Input material:
-- Opening Marker --
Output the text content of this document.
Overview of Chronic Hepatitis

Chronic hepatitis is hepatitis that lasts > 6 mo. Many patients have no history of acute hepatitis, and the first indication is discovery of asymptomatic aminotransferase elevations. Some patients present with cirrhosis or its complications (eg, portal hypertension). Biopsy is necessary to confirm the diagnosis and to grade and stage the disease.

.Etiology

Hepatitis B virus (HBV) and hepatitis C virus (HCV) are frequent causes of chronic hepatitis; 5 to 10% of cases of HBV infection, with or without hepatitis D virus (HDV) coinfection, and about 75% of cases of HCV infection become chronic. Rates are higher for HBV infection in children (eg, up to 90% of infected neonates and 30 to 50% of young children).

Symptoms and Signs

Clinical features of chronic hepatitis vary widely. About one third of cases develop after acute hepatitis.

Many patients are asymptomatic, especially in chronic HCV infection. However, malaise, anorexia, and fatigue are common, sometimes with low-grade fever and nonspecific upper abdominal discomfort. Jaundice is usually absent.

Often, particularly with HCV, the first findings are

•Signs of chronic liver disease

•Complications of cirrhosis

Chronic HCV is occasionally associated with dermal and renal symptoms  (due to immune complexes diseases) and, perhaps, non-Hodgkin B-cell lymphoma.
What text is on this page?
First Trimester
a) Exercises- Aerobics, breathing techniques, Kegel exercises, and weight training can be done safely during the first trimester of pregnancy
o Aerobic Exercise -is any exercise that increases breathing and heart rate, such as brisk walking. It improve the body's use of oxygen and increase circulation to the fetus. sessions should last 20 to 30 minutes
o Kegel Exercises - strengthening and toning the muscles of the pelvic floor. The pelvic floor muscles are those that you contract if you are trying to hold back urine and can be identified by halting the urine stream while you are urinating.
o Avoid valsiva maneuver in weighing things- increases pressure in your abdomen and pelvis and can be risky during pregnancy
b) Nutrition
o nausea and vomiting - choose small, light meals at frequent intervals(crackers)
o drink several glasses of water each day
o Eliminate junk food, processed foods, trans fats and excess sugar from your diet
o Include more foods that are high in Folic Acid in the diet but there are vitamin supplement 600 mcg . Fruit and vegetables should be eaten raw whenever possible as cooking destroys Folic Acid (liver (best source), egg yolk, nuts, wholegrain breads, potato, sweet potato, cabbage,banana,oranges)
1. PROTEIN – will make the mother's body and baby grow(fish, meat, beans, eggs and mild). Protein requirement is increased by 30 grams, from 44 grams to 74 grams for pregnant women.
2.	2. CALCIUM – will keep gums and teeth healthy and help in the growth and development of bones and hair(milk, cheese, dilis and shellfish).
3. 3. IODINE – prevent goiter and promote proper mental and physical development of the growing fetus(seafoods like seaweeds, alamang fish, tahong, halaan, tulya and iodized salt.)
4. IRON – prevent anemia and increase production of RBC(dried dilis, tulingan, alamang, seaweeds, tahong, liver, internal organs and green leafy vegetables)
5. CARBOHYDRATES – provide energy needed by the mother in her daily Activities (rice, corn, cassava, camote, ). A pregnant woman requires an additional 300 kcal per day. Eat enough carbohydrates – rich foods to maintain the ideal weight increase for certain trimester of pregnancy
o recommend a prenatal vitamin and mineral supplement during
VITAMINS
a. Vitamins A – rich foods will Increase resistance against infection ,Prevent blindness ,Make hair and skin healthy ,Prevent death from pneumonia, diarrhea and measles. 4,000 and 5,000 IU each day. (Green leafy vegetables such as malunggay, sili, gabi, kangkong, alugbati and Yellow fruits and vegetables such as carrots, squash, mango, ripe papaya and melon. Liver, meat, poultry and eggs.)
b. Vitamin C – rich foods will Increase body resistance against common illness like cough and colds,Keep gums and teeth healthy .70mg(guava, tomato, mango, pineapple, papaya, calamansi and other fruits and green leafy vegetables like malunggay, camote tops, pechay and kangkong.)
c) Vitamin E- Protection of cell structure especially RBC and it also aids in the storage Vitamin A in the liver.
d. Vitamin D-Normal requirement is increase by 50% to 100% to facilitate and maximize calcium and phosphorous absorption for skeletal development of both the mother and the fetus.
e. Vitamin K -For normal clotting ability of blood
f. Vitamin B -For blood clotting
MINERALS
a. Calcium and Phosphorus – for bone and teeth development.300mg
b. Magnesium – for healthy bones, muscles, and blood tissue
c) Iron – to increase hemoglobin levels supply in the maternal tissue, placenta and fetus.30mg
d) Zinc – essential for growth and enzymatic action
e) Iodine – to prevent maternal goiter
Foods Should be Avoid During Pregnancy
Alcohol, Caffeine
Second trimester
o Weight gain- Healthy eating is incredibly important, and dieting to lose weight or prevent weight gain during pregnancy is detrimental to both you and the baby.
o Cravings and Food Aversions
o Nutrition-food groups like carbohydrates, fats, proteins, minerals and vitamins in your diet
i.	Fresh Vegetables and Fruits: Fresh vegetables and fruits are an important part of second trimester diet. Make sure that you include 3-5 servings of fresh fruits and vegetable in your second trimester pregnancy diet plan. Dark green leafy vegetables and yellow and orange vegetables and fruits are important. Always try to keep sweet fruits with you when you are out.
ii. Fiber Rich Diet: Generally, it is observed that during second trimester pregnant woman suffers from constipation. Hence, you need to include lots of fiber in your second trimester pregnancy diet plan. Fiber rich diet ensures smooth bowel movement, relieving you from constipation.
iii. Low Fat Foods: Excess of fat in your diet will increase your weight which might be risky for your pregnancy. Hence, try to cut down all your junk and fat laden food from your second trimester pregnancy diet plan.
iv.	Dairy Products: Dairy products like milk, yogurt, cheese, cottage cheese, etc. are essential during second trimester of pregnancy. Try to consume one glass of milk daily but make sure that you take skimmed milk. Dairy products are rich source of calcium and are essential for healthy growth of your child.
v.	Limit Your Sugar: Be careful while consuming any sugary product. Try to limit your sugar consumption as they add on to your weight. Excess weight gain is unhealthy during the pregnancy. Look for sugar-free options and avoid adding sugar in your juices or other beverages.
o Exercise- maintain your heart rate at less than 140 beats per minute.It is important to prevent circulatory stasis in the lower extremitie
-- Closing Marker --
Problem to work on: All of the material needs to be reproduced exactly as it reads.

Your solution:
Output the text content of this document.
Overview of Chronic Hepatitis

Chronic hepatitis is hepatitis that lasts > 6 mo. Many patients have no history of acute hepatitis, and the first indication is discovery of asymptomatic aminotransferase elevations. Some patients present with cirrhosis or its complications (eg, portal hypertension). Biopsy is necessary to confirm the diagnosis and to grade and stage the disease.

.Etiology

Hepatitis B virus (HBV) and hepatitis C virus (HCV) are frequent causes of chronic hepatitis; 5 to 10% of cases of HBV infection, with or without hepatitis D virus (HDV) coinfection, and about 75% of cases of HCV infection become chronic. Rates are higher for HBV infection in children (eg, up to 90% of infected neonates and 30 to 50% of young children).

Symptoms and Signs

Clinical features of chronic hepatitis vary widely. About one third of cases develop after acute hepatitis.

Many patients are asymptomatic, especially in chronic HCV infection. However, malaise, anorexia, and fatigue are common, sometimes with low-grade fever and nonspecific upper abdominal discomfort. Jaundice is usually absent.

Often, particularly with HCV, the first findings are

•Signs of chronic liver disease

•Complications of cirrhosis

Chronic HCV is occasionally associated with dermal and renal symptoms  (due to immune complexes diseases) and, perhaps, non-Hodgkin B-cell lymphoma.
What text is on this page?
First Trimester
a) Exercises- Aerobics, breathing techniques, Kegel exercises, and weight training can be done safely during the first trimester of pregnancy
o Aerobic Exercise -is any exercise that increases breathing and heart rate, such as brisk walking. It improve the body's use of oxygen and increase circulation to the fetus. sessions should last 20 to 30 minutes
o Kegel Exercises - strengthening and toning the muscles of the pelvic floor. The pelvic floor muscles are those that you contract if you are trying to hold back urine and can be identified by halting the urine stream while you are urinating.
o Avoid valsiva maneuver in weighing things- increases pressure in your abdomen and pelvis and can be risky during pregnancy
b) Nutrition
o nausea and vomiting - choose small, light meals at frequent intervals(crackers)
o drink several glasses of water each day
o Eliminate junk food, processed foods, trans fats and excess sugar from your diet
o Include more foods that are high in Folic Acid in the diet but there are vitamin supplement 600 mcg . Fruit and vegetables should be eaten raw whenever possible as cooking destroys Folic Acid (liver (best source), egg yolk, nuts, wholegrain breads, potato, sweet potato, cabbage,banana,oranges)
1. PROTEIN – will make the mother's body and baby grow(fish, meat, beans, eggs and mild). Protein requirement is increased by 30 grams, from 44 grams to 74 grams for pregnant women.
2.	2. CALCIUM – will keep gums and teeth healthy and help in the growth and development of bones and hair(milk, cheese, dilis and shellfish).
3. 3. IODINE – prevent goiter and promote proper mental and physical development of the growing fetus(seafoods like seaweeds, alamang fish, tahong, halaan, tulya and iodized salt.)
4. IRON – prevent anemia and increase production of RBC(dried dilis, tulingan, alamang, seaweeds, tahong, liver, internal organs and green leafy vegetables)
5. CARBOHYDRATES – provide energy needed by the mother in her daily Activities (rice, corn, cassava, camote, ). A pregnant woman requires an additional 300 kcal per day. Eat enough carbohydrates – rich foods to maintain the ideal weight increase for certain trimester of pregnancy
o recommend a prenatal vitamin and mineral supplement during
VITAMINS
a. Vitamins A – rich foods will Increase resistance against infection ,Prevent blindness ,Make hair and skin healthy ,Prevent death from pneumonia, diarrhea and measles. 4,000 and 5,000 IU each day. (Green leafy vegetables such as malunggay, sili, gabi, kangkong, alugbati and Yellow fruits and vegetables such as carrots, squash, mango, ripe papaya and melon. Liver, meat, poultry and eggs.)
b. Vitamin C – rich foods will Increase body resistance against common illness like cough and colds,Keep gums and teeth healthy .70mg(guava, tomato, mango, pineapple, papaya, calamansi and other fruits and green leafy vegetables like malunggay, camote tops, pechay and kangkong.)
c) Vitamin E- Protection of cell structure especially RBC and it also aids in the storage Vitamin A in the liver.
d. Vitamin D-Normal requirement is increase by 50% to 100% to facilitate and maximize calcium and phosphorous absorption for skeletal development of both the mother and the fetus.
e. Vitamin K -For normal clotting ability of blood
f. Vitamin B -For blood clotting
MINERALS
a. Calcium and Phosphorus – for bone and teeth development.300mg
b. Magnesium – for healthy bones, muscles, and blood tissue
c) Iron – to increase hemoglobin levels supply in the maternal tissue, placenta and fetus.30mg
d) Zinc – essential for growth and enzymatic action
e) Iodine – to prevent maternal goiter
Foods Should be Avoid During Pregnancy
Alcohol, Caffeine
Second trimester
o Weight gain- Healthy eating is incredibly important, and dieting to lose weight or prevent weight gain during pregnancy is detrimental to both you and the baby.
o Cravings and Food Aversions
o Nutrition-food groups like carbohydrates, fats, proteins, minerals and vitamins in your diet
i.	Fresh Vegetables and Fruits: Fresh vegetables and fruits are an important part of second trimester diet. Make sure that you include 3-5 servings of fresh fruits and vegetable in your second trimester pregnancy diet plan. Dark green leafy vegetables and yellow and orange vegetables and fruits are important. Always try to keep sweet fruits with you when you are out.
ii. Fiber Rich Diet: Generally, it is observed that during second trimester pregnant woman suffers from constipation. Hence, you need to include lots of fiber in your second trimester pregnancy diet plan. Fiber rich diet ensures smooth bowel movement, relieving you from constipation.
iii. Low Fat Foods: Excess of fat in your diet will increase your weight which might be risky for your pregnancy. Hence, try to cut down all your junk and fat laden food from your second trimester pregnancy diet plan.
iv.	Dairy Products: Dairy products like milk, yogurt, cheese, cottage cheese, etc. are essential during second trimester of pregnancy. Try to consume one glass of milk daily but make sure that you take skimmed milk. Dairy products are rich source of calcium and are essential for healthy growth of your child.
v.	Limit Your Sugar: Be careful while consuming any sugary product. Try to limit your sugar consumption as they add on to your weight. Excess weight gain is unhealthy during the pregnancy. Look for sugar-free options and avoid adding sugar in your juices or other beverages.
o Exercise- maintain your heart rate at less than 140 beats per minute.It is important to prevent circulatory stasis in the lower extremitie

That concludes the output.